# Directions
Pull out from the material below all lines with "Flag".

# Listing

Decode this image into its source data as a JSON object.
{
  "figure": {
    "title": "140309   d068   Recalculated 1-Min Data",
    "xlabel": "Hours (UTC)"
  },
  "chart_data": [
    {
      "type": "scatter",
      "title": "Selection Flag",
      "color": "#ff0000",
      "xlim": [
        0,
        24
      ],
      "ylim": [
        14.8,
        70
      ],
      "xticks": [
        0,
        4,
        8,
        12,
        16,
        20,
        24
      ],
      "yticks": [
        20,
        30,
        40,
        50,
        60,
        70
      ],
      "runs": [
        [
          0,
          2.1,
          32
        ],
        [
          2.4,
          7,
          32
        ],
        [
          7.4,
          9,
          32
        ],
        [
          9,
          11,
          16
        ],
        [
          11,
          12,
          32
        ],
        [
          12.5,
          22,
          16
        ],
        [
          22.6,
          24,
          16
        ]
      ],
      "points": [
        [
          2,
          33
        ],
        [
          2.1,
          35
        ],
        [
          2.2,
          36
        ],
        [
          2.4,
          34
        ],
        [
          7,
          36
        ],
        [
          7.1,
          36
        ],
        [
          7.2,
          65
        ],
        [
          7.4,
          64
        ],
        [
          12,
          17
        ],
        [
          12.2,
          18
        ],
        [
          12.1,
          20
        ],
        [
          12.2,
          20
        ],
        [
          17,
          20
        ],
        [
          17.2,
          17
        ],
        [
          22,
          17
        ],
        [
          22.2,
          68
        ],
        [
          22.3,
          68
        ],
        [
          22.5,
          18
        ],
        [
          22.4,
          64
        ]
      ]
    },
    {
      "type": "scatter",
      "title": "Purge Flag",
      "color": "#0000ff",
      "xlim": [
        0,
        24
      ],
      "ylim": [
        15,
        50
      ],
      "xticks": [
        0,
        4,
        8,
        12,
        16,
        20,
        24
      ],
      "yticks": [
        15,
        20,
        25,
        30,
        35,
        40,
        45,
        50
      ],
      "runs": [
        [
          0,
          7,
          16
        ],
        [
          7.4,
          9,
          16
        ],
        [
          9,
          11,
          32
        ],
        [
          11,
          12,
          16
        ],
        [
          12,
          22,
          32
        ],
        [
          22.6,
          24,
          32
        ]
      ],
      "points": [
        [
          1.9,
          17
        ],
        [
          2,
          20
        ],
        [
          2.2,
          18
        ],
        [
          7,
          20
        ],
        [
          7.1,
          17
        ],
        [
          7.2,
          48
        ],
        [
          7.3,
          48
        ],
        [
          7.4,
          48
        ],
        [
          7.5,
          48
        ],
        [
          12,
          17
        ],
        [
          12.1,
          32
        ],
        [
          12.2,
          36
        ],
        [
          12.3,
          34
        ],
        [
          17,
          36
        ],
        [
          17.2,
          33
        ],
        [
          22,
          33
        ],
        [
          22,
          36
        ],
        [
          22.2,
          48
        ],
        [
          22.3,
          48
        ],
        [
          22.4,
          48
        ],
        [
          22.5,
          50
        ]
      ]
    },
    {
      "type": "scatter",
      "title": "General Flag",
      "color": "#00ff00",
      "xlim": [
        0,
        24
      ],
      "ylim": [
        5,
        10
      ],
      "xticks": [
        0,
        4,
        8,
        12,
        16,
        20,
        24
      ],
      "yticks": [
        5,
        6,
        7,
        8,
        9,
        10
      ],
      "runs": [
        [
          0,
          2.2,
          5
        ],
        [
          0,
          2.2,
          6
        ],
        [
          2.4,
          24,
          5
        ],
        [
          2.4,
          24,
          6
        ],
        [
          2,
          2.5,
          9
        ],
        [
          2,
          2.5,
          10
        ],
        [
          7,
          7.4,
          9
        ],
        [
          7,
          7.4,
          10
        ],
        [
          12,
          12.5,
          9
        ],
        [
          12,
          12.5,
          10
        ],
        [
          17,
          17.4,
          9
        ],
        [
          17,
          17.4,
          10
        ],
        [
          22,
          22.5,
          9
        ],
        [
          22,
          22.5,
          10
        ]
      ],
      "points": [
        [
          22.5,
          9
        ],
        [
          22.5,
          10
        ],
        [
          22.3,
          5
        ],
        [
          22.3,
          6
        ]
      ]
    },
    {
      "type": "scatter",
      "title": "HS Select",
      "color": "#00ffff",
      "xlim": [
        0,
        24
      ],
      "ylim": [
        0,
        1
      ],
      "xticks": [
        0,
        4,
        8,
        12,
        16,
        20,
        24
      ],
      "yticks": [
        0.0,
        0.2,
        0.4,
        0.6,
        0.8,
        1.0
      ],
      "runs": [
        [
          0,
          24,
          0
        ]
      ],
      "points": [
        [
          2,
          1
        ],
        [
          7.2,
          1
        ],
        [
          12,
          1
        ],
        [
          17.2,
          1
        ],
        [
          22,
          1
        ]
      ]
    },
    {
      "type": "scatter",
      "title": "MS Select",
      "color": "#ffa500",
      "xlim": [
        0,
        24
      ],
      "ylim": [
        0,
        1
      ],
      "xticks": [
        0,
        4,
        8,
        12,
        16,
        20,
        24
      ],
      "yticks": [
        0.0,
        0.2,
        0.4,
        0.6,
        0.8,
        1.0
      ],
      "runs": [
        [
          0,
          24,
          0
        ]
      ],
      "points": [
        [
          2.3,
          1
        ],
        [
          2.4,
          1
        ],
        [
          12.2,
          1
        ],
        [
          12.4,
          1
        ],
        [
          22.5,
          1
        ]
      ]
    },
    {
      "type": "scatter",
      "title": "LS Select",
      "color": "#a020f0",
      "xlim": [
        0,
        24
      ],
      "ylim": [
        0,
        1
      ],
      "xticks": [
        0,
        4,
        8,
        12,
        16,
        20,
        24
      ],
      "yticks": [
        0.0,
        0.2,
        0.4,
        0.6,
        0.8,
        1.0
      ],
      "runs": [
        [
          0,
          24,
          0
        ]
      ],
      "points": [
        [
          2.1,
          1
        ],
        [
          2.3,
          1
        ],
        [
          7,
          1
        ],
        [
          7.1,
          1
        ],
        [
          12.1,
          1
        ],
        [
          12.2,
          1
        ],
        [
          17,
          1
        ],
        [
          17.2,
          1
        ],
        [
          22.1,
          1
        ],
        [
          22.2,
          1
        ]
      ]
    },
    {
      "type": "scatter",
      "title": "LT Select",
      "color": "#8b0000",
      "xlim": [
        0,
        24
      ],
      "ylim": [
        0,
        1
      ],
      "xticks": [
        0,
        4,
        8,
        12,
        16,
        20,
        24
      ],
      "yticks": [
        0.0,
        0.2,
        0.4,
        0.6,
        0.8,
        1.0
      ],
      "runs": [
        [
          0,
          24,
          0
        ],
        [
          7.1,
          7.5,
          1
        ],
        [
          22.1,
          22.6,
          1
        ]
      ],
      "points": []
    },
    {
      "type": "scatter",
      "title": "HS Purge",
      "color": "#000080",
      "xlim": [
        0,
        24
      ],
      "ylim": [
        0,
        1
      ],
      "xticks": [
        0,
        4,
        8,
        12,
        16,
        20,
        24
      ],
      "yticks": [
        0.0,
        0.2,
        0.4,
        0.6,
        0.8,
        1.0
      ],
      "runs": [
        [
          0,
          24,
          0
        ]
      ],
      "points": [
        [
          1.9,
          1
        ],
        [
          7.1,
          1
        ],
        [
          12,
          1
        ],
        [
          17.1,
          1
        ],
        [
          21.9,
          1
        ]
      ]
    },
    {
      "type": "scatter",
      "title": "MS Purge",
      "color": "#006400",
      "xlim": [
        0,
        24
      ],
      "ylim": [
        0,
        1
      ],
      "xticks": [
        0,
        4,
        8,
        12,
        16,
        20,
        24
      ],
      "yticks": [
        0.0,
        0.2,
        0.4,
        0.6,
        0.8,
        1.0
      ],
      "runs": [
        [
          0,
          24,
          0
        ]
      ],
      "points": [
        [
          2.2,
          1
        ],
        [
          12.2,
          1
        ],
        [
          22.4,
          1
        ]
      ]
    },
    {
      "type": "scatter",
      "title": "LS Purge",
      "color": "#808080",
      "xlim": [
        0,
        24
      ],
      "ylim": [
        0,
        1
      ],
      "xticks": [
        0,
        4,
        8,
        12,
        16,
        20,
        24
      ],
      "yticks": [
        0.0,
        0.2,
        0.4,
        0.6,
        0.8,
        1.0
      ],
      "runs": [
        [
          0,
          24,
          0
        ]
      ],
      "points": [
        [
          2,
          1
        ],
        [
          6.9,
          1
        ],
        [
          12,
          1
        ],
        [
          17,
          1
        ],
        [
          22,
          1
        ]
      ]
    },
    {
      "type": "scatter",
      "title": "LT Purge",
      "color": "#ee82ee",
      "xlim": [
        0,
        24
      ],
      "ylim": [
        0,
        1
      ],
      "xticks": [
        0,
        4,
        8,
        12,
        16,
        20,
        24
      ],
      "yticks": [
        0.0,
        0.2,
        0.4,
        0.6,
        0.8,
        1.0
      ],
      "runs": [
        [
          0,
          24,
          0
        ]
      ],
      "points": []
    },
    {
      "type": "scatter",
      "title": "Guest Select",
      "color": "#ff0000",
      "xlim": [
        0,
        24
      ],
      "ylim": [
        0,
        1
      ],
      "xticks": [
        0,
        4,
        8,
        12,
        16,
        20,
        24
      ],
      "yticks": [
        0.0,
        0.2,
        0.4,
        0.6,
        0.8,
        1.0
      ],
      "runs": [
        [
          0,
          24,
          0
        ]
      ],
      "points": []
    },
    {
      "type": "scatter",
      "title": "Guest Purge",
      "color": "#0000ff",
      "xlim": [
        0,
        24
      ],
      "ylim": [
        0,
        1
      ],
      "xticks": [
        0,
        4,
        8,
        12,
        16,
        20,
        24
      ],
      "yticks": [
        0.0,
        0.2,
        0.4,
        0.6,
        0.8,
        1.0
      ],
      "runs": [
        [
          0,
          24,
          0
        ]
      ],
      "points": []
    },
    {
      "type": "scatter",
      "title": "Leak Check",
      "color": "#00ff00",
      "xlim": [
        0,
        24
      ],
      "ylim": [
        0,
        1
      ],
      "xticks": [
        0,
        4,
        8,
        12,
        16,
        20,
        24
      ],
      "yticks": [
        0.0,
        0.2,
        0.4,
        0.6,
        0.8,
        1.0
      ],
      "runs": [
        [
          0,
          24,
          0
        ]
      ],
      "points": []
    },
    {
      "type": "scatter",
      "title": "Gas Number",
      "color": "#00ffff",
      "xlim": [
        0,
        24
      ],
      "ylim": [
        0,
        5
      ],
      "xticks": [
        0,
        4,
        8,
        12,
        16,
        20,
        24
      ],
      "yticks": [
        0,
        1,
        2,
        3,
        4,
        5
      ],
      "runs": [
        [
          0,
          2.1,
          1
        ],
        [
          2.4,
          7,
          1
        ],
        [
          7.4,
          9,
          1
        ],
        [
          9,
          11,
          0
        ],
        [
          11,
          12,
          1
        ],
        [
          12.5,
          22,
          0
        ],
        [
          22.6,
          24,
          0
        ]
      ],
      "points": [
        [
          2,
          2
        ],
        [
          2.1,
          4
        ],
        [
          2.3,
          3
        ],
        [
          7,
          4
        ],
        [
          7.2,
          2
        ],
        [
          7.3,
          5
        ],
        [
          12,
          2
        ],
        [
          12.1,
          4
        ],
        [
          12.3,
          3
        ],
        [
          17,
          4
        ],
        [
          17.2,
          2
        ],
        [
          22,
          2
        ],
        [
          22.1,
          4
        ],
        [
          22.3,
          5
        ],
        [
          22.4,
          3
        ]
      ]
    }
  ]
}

# Complete output
      "title": "Selection Flag",
      "title": "Purge Flag",
      "title": "General Flag",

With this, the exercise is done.